Exercise objective> Gather up every line from the entries below that uses the word "better".

Records to use>
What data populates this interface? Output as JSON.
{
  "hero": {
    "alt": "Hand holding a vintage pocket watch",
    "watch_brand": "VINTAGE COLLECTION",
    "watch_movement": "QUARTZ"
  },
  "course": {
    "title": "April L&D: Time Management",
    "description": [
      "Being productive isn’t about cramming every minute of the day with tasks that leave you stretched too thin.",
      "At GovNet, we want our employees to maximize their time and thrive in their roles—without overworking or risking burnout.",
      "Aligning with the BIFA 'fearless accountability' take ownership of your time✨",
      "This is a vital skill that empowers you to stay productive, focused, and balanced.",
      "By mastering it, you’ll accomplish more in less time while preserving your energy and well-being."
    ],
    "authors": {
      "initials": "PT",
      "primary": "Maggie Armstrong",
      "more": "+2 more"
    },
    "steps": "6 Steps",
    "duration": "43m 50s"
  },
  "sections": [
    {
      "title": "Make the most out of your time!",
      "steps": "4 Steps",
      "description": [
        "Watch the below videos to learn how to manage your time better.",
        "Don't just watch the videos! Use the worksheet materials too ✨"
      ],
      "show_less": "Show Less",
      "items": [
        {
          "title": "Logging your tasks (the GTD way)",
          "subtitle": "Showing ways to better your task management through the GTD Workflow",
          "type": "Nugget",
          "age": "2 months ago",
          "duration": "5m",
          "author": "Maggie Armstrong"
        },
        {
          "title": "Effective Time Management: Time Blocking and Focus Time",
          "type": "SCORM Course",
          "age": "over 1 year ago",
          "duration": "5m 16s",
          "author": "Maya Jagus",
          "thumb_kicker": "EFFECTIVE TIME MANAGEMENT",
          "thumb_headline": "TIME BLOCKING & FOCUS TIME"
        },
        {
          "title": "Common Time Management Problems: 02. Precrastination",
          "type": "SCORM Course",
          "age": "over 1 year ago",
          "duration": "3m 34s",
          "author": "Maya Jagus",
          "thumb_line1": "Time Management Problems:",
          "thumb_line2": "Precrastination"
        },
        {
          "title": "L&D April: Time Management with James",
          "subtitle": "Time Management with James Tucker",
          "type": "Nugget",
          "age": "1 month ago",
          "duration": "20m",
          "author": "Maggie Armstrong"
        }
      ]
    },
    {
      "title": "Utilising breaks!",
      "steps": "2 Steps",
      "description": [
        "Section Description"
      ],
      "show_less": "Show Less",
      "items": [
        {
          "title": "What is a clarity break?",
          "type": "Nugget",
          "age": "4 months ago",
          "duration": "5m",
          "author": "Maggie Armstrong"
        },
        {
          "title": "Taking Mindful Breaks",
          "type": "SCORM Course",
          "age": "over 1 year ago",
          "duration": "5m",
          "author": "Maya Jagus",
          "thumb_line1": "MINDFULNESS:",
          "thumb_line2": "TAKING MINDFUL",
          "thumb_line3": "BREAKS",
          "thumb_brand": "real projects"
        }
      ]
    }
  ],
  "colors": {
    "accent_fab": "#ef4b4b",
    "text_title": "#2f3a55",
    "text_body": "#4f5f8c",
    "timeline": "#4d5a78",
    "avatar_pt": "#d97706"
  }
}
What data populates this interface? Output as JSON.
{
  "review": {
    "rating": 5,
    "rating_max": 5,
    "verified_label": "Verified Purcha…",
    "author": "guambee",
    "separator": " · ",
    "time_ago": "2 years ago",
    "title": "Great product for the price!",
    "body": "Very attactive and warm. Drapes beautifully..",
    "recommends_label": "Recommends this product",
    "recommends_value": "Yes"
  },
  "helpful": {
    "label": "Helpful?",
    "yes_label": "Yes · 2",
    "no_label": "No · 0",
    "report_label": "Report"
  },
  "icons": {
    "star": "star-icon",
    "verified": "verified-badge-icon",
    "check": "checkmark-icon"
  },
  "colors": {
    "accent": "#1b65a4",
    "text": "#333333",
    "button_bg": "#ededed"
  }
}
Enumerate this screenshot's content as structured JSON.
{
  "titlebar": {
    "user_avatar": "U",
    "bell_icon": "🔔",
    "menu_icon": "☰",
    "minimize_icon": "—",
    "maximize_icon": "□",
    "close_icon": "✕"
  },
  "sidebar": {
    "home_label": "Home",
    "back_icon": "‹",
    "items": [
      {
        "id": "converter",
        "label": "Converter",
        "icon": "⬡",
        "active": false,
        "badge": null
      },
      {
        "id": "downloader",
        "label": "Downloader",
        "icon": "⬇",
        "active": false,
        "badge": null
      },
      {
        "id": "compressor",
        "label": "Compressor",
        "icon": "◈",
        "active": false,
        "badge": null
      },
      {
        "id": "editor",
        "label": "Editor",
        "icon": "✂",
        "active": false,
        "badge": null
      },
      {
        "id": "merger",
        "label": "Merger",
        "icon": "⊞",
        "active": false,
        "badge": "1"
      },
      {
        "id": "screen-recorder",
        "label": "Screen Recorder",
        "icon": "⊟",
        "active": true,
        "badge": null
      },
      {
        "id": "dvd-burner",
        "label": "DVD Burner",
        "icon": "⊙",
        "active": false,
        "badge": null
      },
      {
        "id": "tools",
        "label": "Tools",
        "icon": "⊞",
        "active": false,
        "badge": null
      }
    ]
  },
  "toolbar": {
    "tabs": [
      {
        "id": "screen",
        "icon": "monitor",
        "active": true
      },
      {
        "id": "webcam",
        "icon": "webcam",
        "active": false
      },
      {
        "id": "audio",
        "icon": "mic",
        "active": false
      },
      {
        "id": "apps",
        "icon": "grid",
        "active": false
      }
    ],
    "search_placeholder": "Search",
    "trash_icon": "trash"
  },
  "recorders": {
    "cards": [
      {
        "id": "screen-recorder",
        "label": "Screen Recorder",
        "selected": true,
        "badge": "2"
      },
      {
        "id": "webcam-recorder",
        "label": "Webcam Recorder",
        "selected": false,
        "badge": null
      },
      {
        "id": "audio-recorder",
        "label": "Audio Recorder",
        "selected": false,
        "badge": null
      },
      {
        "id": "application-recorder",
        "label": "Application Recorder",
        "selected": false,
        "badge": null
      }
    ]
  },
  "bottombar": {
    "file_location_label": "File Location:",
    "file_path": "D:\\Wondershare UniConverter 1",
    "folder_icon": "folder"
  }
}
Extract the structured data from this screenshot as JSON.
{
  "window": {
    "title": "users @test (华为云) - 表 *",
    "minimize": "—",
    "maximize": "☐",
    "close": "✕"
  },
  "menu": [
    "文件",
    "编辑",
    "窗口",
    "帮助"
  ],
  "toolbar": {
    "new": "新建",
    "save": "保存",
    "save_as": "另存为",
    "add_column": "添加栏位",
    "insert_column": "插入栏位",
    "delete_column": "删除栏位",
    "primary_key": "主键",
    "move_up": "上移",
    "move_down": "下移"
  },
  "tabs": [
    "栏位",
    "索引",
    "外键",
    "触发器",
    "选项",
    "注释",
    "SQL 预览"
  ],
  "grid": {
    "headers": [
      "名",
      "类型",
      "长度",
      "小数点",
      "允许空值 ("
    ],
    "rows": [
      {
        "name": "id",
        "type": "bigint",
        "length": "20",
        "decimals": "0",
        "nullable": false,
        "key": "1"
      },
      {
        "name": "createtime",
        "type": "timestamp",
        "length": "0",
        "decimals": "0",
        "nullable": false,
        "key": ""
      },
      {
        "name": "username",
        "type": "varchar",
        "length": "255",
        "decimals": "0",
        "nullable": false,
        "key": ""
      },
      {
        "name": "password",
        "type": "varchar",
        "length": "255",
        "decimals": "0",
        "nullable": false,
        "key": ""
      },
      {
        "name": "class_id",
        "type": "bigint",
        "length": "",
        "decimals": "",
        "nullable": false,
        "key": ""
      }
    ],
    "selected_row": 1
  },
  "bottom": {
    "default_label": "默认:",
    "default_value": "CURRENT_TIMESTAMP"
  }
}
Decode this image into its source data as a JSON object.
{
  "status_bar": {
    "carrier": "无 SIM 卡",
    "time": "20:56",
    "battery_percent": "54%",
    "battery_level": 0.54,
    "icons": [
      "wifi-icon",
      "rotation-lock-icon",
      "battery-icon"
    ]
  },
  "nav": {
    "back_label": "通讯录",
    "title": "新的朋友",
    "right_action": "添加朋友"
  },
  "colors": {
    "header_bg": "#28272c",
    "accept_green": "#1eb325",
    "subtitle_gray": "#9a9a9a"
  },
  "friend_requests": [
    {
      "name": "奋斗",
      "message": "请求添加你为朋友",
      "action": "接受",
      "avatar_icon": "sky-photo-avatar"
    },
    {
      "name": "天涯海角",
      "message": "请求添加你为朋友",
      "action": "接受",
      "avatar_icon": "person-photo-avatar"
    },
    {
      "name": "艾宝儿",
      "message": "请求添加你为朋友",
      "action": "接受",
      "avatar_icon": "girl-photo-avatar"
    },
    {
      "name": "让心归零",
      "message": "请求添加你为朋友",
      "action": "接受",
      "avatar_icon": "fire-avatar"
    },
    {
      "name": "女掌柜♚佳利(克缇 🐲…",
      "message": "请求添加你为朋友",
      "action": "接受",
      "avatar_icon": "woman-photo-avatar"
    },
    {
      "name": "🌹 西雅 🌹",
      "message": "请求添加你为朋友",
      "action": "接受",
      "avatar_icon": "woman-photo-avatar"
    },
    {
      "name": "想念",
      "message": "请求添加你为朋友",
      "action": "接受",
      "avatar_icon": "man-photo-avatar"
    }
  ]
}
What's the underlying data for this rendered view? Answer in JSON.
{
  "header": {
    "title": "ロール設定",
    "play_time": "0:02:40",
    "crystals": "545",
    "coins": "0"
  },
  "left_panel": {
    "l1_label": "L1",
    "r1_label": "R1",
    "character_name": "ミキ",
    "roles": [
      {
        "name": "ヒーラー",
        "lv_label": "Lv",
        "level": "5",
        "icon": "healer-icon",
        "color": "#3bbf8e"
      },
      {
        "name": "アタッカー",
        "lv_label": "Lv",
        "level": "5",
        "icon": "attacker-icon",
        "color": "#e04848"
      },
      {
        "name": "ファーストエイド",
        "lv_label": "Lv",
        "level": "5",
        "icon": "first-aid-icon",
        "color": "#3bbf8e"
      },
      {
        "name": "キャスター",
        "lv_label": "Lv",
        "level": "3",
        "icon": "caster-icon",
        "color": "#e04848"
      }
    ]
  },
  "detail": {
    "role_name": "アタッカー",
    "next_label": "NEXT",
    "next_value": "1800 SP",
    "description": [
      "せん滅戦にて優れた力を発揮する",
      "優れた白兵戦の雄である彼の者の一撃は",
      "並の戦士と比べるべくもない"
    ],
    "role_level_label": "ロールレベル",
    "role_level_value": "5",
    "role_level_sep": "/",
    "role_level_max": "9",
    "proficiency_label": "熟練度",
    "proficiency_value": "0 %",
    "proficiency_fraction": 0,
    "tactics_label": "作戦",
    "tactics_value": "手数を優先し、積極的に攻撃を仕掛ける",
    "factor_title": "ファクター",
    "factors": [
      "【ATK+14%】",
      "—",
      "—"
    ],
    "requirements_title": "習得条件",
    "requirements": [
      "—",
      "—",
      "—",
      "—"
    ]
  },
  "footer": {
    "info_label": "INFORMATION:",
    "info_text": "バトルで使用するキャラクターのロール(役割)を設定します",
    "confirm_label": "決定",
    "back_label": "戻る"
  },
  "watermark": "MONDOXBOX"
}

Correct output>
        "Watch the below videos to learn how to manage your time better.",
          "subtitle": "Showing ways to better your task management through the GTD Workflow",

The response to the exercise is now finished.